Segment Start: INFORMATION GIVEN

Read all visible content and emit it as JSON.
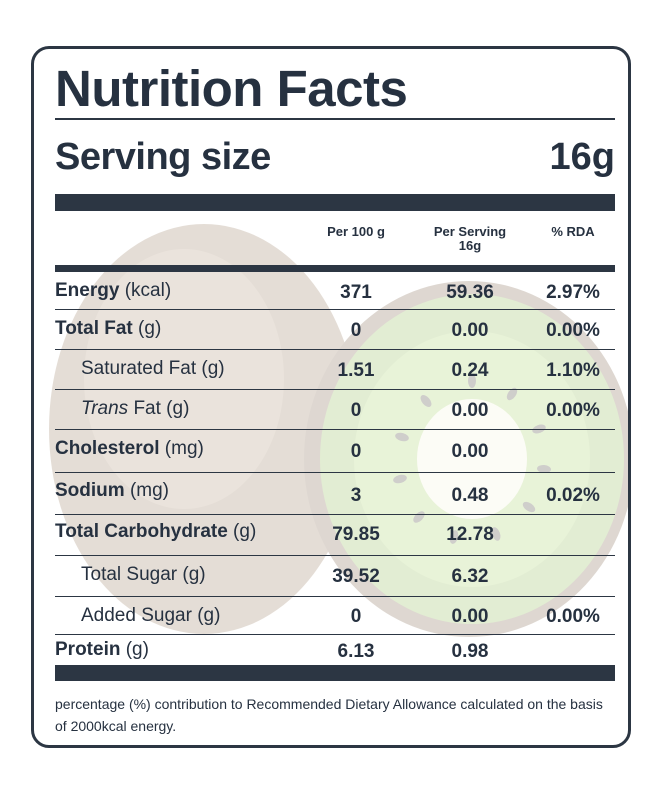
{
  "title": "Nutrition Facts",
  "serving": {
    "label": "Serving size",
    "value": "16g"
  },
  "columns": {
    "per100": "Per 100 g",
    "perServingLine1": "Per Serving",
    "perServingLine2": "16g",
    "rda": "% RDA"
  },
  "rows": [
    {
      "name": "Energy",
      "unit": " (kcal)",
      "per100": "371",
      "perServing": "59.36",
      "rda": "2.97%"
    },
    {
      "name": "Total Fat",
      "unit": " (g)",
      "per100": "0",
      "perServing": "0.00",
      "rda": "0.00%"
    },
    {
      "name": "Saturated Fat",
      "unit": " (g)",
      "per100": "1.51",
      "perServing": "0.24",
      "rda": "1.10%"
    },
    {
      "name": "Trans",
      "unit": " Fat (g)",
      "per100": "0",
      "perServing": "0.00",
      "rda": "0.00%"
    },
    {
      "name": "Cholesterol",
      "unit": " (mg)",
      "per100": "0",
      "perServing": "0.00",
      "rda": ""
    },
    {
      "name": "Sodium",
      "unit": " (mg)",
      "per100": "3",
      "perServing": "0.48",
      "rda": "0.02%"
    },
    {
      "name": "Total Carbohydrate",
      "unit": " (g)",
      "per100": "79.85",
      "perServing": "12.78",
      "rda": ""
    },
    {
      "name": "Total Sugar",
      "unit": " (g)",
      "per100": "39.52",
      "perServing": "6.32",
      "rda": ""
    },
    {
      "name": "Added Sugar",
      "unit": " (g)",
      "per100": "0",
      "perServing": "0.00",
      "rda": "0.00%"
    },
    {
      "name": "Protein",
      "unit": " (g)",
      "per100": "6.13",
      "perServing": "0.98",
      "rda": ""
    }
  ],
  "footnote": "percentage (%) contribution to Recommended Dietary Allowance calculated on the basis of 2000kcal energy.",
  "colors": {
    "ink": "#263140",
    "bar": "#2c3643",
    "kiwiSkin": "#8a6a4a",
    "kiwiFlesh": "#7fb23a"
  }
}
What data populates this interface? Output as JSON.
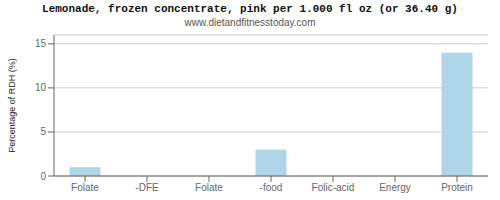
{
  "chart_data": {
    "type": "bar",
    "title": "Lemonade, frozen concentrate, pink per 1.000 fl oz (or 36.40 g)",
    "subtitle": "www.dietandfitnesstoday.com",
    "categories": [
      "Folate",
      "-DFE",
      "Folate",
      "-food",
      "Folic-acid",
      "Energy",
      "Protein"
    ],
    "values": [
      1.0,
      0.0,
      0.0,
      3.0,
      0.0,
      0.0,
      14.0
    ],
    "color": "#aed6e8",
    "ylabel": "Percentage of RDH (%)",
    "ylim": [
      0,
      16
    ],
    "yticks": [
      0,
      5,
      10,
      15
    ],
    "grid": true
  }
}
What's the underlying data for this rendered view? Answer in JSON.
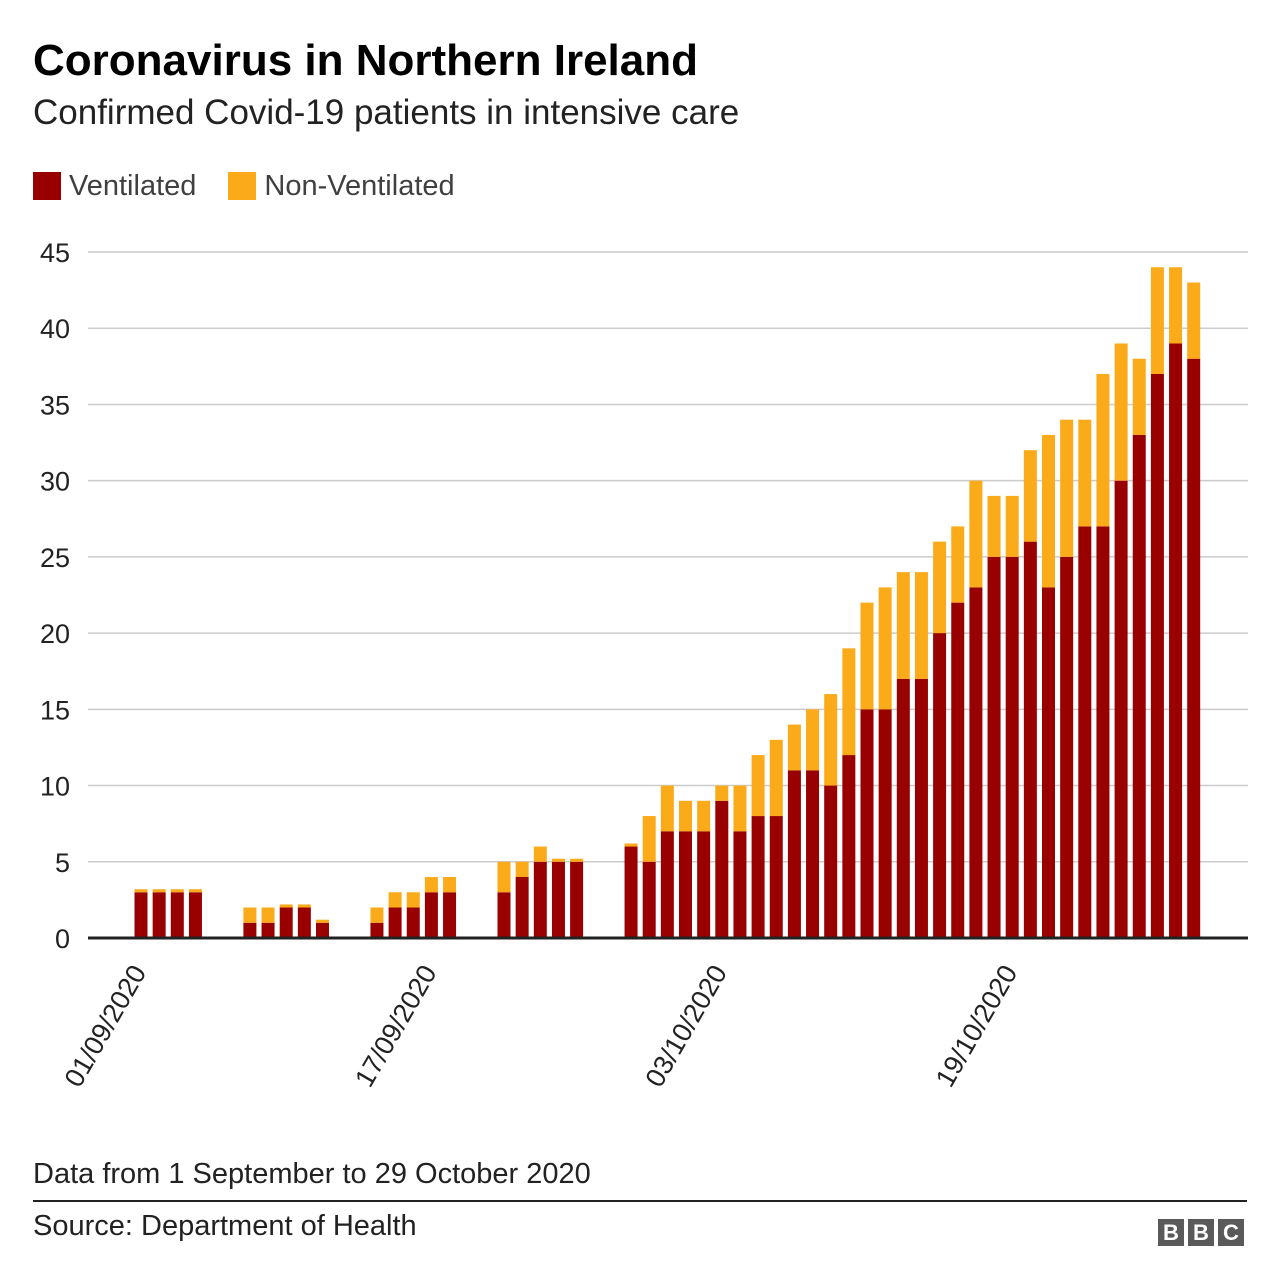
{
  "title": "Coronavirus in Northern Ireland",
  "subtitle": "Confirmed Covid-19 patients in intensive care",
  "legend": [
    {
      "label": "Ventilated",
      "color": "#990000"
    },
    {
      "label": "Non-Ventilated",
      "color": "#fbaa19"
    }
  ],
  "note": "Data from 1 September to 29 October 2020",
  "source": "Source: Department of Health",
  "logo": [
    "B",
    "B",
    "C"
  ],
  "chart_data": {
    "type": "bar",
    "stacked": true,
    "ylim": [
      0,
      45
    ],
    "yticks": [
      0,
      5,
      10,
      15,
      20,
      25,
      30,
      35,
      40,
      45
    ],
    "xtick_labels": [
      "01/09/2020",
      "17/09/2020",
      "03/10/2020",
      "19/10/2020"
    ],
    "grid": true,
    "legend_position": "top-left",
    "x": [
      "01/09/2020",
      "02/09/2020",
      "03/09/2020",
      "04/09/2020",
      "05/09/2020",
      "06/09/2020",
      "07/09/2020",
      "08/09/2020",
      "09/09/2020",
      "10/09/2020",
      "11/09/2020",
      "12/09/2020",
      "13/09/2020",
      "14/09/2020",
      "15/09/2020",
      "16/09/2020",
      "17/09/2020",
      "18/09/2020",
      "19/09/2020",
      "20/09/2020",
      "21/09/2020",
      "22/09/2020",
      "23/09/2020",
      "24/09/2020",
      "25/09/2020",
      "26/09/2020",
      "27/09/2020",
      "28/09/2020",
      "29/09/2020",
      "30/09/2020",
      "01/10/2020",
      "02/10/2020",
      "03/10/2020",
      "04/10/2020",
      "05/10/2020",
      "06/10/2020",
      "07/10/2020",
      "08/10/2020",
      "09/10/2020",
      "10/10/2020",
      "11/10/2020",
      "12/10/2020",
      "13/10/2020",
      "14/10/2020",
      "15/10/2020",
      "16/10/2020",
      "17/10/2020",
      "18/10/2020",
      "19/10/2020",
      "20/10/2020",
      "21/10/2020",
      "22/10/2020",
      "23/10/2020",
      "24/10/2020",
      "25/10/2020",
      "26/10/2020",
      "27/10/2020",
      "28/10/2020",
      "29/10/2020"
    ],
    "series": [
      {
        "name": "Ventilated",
        "color": "#990000",
        "values": [
          3,
          3,
          3,
          3,
          null,
          null,
          1,
          1,
          2,
          2,
          1,
          null,
          null,
          1,
          2,
          2,
          3,
          3,
          null,
          null,
          3,
          4,
          5,
          5,
          5,
          null,
          null,
          6,
          5,
          7,
          7,
          7,
          9,
          7,
          8,
          8,
          11,
          11,
          10,
          12,
          15,
          15,
          17,
          17,
          20,
          22,
          23,
          25,
          25,
          26,
          23,
          25,
          27,
          27,
          30,
          33,
          37,
          39,
          38
        ]
      },
      {
        "name": "Non-Ventilated",
        "color": "#fbaa19",
        "values": [
          0.2,
          0.2,
          0.2,
          0.2,
          null,
          null,
          1,
          1,
          0.2,
          0.2,
          0.2,
          null,
          null,
          1,
          1,
          1,
          1,
          1,
          null,
          null,
          2,
          1,
          1,
          0.2,
          0.2,
          null,
          null,
          0.2,
          3,
          3,
          2,
          2,
          1,
          3,
          4,
          5,
          3,
          4,
          6,
          7,
          7,
          8,
          7,
          7,
          6,
          5,
          7,
          4,
          4,
          6,
          10,
          9,
          7,
          10,
          9,
          5,
          7,
          5,
          5
        ]
      }
    ]
  }
}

Segment End: INFORMATION GIVEN

▶ [WHAT TO DO] Your answer must restate the entries word for word and contain no pictures.

▶ [EXERCISE RESULT]
Read all visible content and emit it as JSON.
{
  "title": "Nutrition Facts",
  "serving": {
    "label": "Serving size",
    "value": "16g"
  },
  "columns": {
    "per100": "Per 100 g",
    "perServingLine1": "Per Serving",
    "perServingLine2": "16g",
    "rda": "% RDA"
  },
  "rows": [
    {
      "name": "Energy",
      "unit": " (kcal)",
      "per100": "371",
      "perServing": "59.36",
      "rda": "2.97%"
    },
    {
      "name": "Total Fat",
      "unit": " (g)",
      "per100": "0",
      "perServing": "0.00",
      "rda": "0.00%"
    },
    {
      "name": "Saturated Fat",
      "unit": " (g)",
      "per100": "1.51",
      "perServing": "0.24",
      "rda": "1.10%"
    },
    {
      "name": "Trans",
      "unit": " Fat (g)",
      "per100": "0",
      "perServing": "0.00",
      "rda": "0.00%"
    },
    {
      "name": "Cholesterol",
      "unit": " (mg)",
      "per100": "0",
      "perServing": "0.00",
      "rda": ""
    },
    {
      "name": "Sodium",
      "unit": " (mg)",
      "per100": "3",
      "perServing": "0.48",
      "rda": "0.02%"
    },
    {
      "name": "Total Carbohydrate",
      "unit": " (g)",
      "per100": "79.85",
      "perServing": "12.78",
      "rda": ""
    },
    {
      "name": "Total Sugar",
      "unit": " (g)",
      "per100": "39.52",
      "perServing": "6.32",
      "rda": ""
    },
    {
      "name": "Added Sugar",
      "unit": " (g)",
      "per100": "0",
      "perServing": "0.00",
      "rda": "0.00%"
    },
    {
      "name": "Protein",
      "unit": " (g)",
      "per100": "6.13",
      "perServing": "0.98",
      "rda": ""
    }
  ],
  "footnote": "percentage (%) contribution to Recommended Dietary Allowance calculated on the basis of 2000kcal energy.",
  "colors": {
    "ink": "#263140",
    "bar": "#2c3643",
    "kiwiSkin": "#8a6a4a",
    "kiwiFlesh": "#7fb23a"
  }
}
What data populates this interface? Output as JSON.
{
  "chart_data": {
    "type": "bar",
    "title": "Lemonade, frozen concentrate, pink per 1.000 fl oz (or 36.40 g)",
    "subtitle": "www.dietandfitnesstoday.com",
    "categories": [
      "Folate",
      "-DFE",
      "Folate",
      "-food",
      "Folic-acid",
      "Energy",
      "Protein"
    ],
    "values": [
      1.0,
      0.0,
      0.0,
      3.0,
      0.0,
      0.0,
      14.0
    ],
    "color": "#aed6e8",
    "ylabel": "Percentage of RDH (%)",
    "ylim": [
      0,
      16
    ],
    "yticks": [
      0,
      5,
      10,
      15
    ],
    "grid": true
  }
}
What's the underlying data for this rendered view? Answer in JSON.
{
  "title": "Coronavirus in Northern Ireland",
  "subtitle": "Confirmed Covid-19 patients in intensive care",
  "legend": [
    {
      "label": "Ventilated",
      "color": "#990000"
    },
    {
      "label": "Non-Ventilated",
      "color": "#fbaa19"
    }
  ],
  "note": "Data from 1 September to 29 October 2020",
  "source": "Source: Department of Health",
  "logo": [
    "B",
    "B",
    "C"
  ],
  "chart_data": {
    "type": "bar",
    "stacked": true,
    "ylim": [
      0,
      45
    ],
    "yticks": [
      0,
      5,
      10,
      15,
      20,
      25,
      30,
      35,
      40,
      45
    ],
    "xtick_labels": [
      "01/09/2020",
      "17/09/2020",
      "03/10/2020",
      "19/10/2020"
    ],
    "grid": true,
    "legend_position": "top-left",
    "x": [
      "01/09/2020",
      "02/09/2020",
      "03/09/2020",
      "04/09/2020",
      "05/09/2020",
      "06/09/2020",
      "07/09/2020",
      "08/09/2020",
      "09/09/2020",
      "10/09/2020",
      "11/09/2020",
      "12/09/2020",
      "13/09/2020",
      "14/09/2020",
      "15/09/2020",
      "16/09/2020",
      "17/09/2020",
      "18/09/2020",
      "19/09/2020",
      "20/09/2020",
      "21/09/2020",
      "22/09/2020",
      "23/09/2020",
      "24/09/2020",
      "25/09/2020",
      "26/09/2020",
      "27/09/2020",
      "28/09/2020",
      "29/09/2020",
      "30/09/2020",
      "01/10/2020",
      "02/10/2020",
      "03/10/2020",
      "04/10/2020",
      "05/10/2020",
      "06/10/2020",
      "07/10/2020",
      "08/10/2020",
      "09/10/2020",
      "10/10/2020",
      "11/10/2020",
      "12/10/2020",
      "13/10/2020",
      "14/10/2020",
      "15/10/2020",
      "16/10/2020",
      "17/10/2020",
      "18/10/2020",
      "19/10/2020",
      "20/10/2020",
      "21/10/2020",
      "22/10/2020",
      "23/10/2020",
      "24/10/2020",
      "25/10/2020",
      "26/10/2020",
      "27/10/2020",
      "28/10/2020",
      "29/10/2020"
    ],
    "series": [
      {
        "name": "Ventilated",
        "color": "#990000",
        "values": [
          3,
          3,
          3,
          3,
          null,
          null,
          1,
          1,
          2,
          2,
          1,
          null,
          null,
          1,
          2,
          2,
          3,
          3,
          null,
          null,
          3,
          4,
          5,
          5,
          5,
          null,
          null,
          6,
          5,
          7,
          7,
          7,
          9,
          7,
          8,
          8,
          11,
          11,
          10,
          12,
          15,
          15,
          17,
          17,
          20,
          22,
          23,
          25,
          25,
          26,
          23,
          25,
          27,
          27,
          30,
          33,
          37,
          39,
          38
        ]
      },
      {
        "name": "Non-Ventilated",
        "color": "#fbaa19",
        "values": [
          0.2,
          0.2,
          0.2,
          0.2,
          null,
          null,
          1,
          1,
          0.2,
          0.2,
          0.2,
          null,
          null,
          1,
          1,
          1,
          1,
          1,
          null,
          null,
          2,
          1,
          1,
          0.2,
          0.2,
          null,
          null,
          0.2,
          3,
          3,
          2,
          2,
          1,
          3,
          4,
          5,
          3,
          4,
          6,
          7,
          7,
          8,
          7,
          7,
          6,
          5,
          7,
          4,
          4,
          6,
          10,
          9,
          7,
          10,
          9,
          5,
          7,
          5,
          5
        ]
      }
    ]
  }
}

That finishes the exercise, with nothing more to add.